-- TASK DETAILS --
Extract every entry word for word. Skip the pictures.

Stored data entries:

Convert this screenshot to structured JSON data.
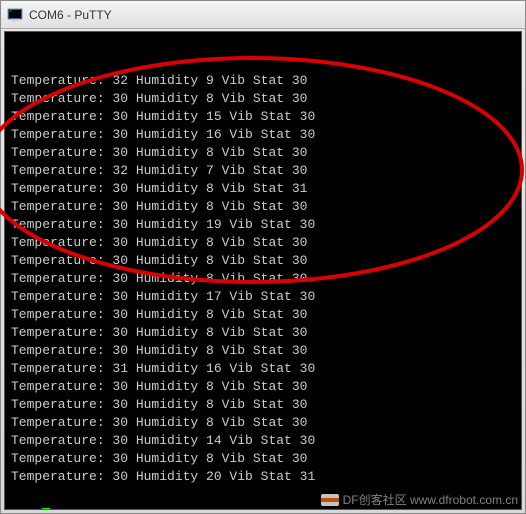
{
  "window": {
    "title": "COM6 - PuTTY"
  },
  "terminal": {
    "rows": [
      {
        "temp": 32,
        "hum": 9,
        "vib": 30
      },
      {
        "temp": 30,
        "hum": 8,
        "vib": 30
      },
      {
        "temp": 30,
        "hum": 15,
        "vib": 30
      },
      {
        "temp": 30,
        "hum": 16,
        "vib": 30
      },
      {
        "temp": 30,
        "hum": 8,
        "vib": 30
      },
      {
        "temp": 32,
        "hum": 7,
        "vib": 30
      },
      {
        "temp": 30,
        "hum": 8,
        "vib": 31
      },
      {
        "temp": 30,
        "hum": 8,
        "vib": 30
      },
      {
        "temp": 30,
        "hum": 19,
        "vib": 30
      },
      {
        "temp": 30,
        "hum": 8,
        "vib": 30
      },
      {
        "temp": 30,
        "hum": 8,
        "vib": 30
      },
      {
        "temp": 30,
        "hum": 8,
        "vib": 30
      },
      {
        "temp": 30,
        "hum": 17,
        "vib": 30
      },
      {
        "temp": 30,
        "hum": 8,
        "vib": 30
      },
      {
        "temp": 30,
        "hum": 8,
        "vib": 30
      },
      {
        "temp": 30,
        "hum": 8,
        "vib": 30
      },
      {
        "temp": 31,
        "hum": 16,
        "vib": 30
      },
      {
        "temp": 30,
        "hum": 8,
        "vib": 30
      },
      {
        "temp": 30,
        "hum": 8,
        "vib": 30
      },
      {
        "temp": 30,
        "hum": 8,
        "vib": 30
      },
      {
        "temp": 30,
        "hum": 14,
        "vib": 30
      },
      {
        "temp": 30,
        "hum": 8,
        "vib": 30
      },
      {
        "temp": 30,
        "hum": 20,
        "vib": 31
      }
    ],
    "labels": {
      "temperature": "Temperature:",
      "humidity": "Humidity",
      "vib": "Vib",
      "stat": "Stat"
    }
  },
  "annotation": {
    "type": "ellipse",
    "color": "#d80000"
  },
  "watermark": {
    "text": "DF创客社区 www.dfrobot.com.cn"
  }
}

-- EXPECTED OUTPUT --
Convert this screenshot to structured JSON data.
{
  "window": {
    "title": "COM6 - PuTTY"
  },
  "terminal": {
    "rows": [
      {
        "temp": 32,
        "hum": 9,
        "vib": 30
      },
      {
        "temp": 30,
        "hum": 8,
        "vib": 30
      },
      {
        "temp": 30,
        "hum": 15,
        "vib": 30
      },
      {
        "temp": 30,
        "hum": 16,
        "vib": 30
      },
      {
        "temp": 30,
        "hum": 8,
        "vib": 30
      },
      {
        "temp": 32,
        "hum": 7,
        "vib": 30
      },
      {
        "temp": 30,
        "hum": 8,
        "vib": 31
      },
      {
        "temp": 30,
        "hum": 8,
        "vib": 30
      },
      {
        "temp": 30,
        "hum": 19,
        "vib": 30
      },
      {
        "temp": 30,
        "hum": 8,
        "vib": 30
      },
      {
        "temp": 30,
        "hum": 8,
        "vib": 30
      },
      {
        "temp": 30,
        "hum": 8,
        "vib": 30
      },
      {
        "temp": 30,
        "hum": 17,
        "vib": 30
      },
      {
        "temp": 30,
        "hum": 8,
        "vib": 30
      },
      {
        "temp": 30,
        "hum": 8,
        "vib": 30
      },
      {
        "temp": 30,
        "hum": 8,
        "vib": 30
      },
      {
        "temp": 31,
        "hum": 16,
        "vib": 30
      },
      {
        "temp": 30,
        "hum": 8,
        "vib": 30
      },
      {
        "temp": 30,
        "hum": 8,
        "vib": 30
      },
      {
        "temp": 30,
        "hum": 8,
        "vib": 30
      },
      {
        "temp": 30,
        "hum": 14,
        "vib": 30
      },
      {
        "temp": 30,
        "hum": 8,
        "vib": 30
      },
      {
        "temp": 30,
        "hum": 20,
        "vib": 31
      }
    ],
    "labels": {
      "temperature": "Temperature:",
      "humidity": "Humidity",
      "vib": "Vib",
      "stat": "Stat"
    }
  },
  "annotation": {
    "type": "ellipse",
    "color": "#d80000"
  },
  "watermark": {
    "text": "DF创客社区 www.dfrobot.com.cn"
  }
}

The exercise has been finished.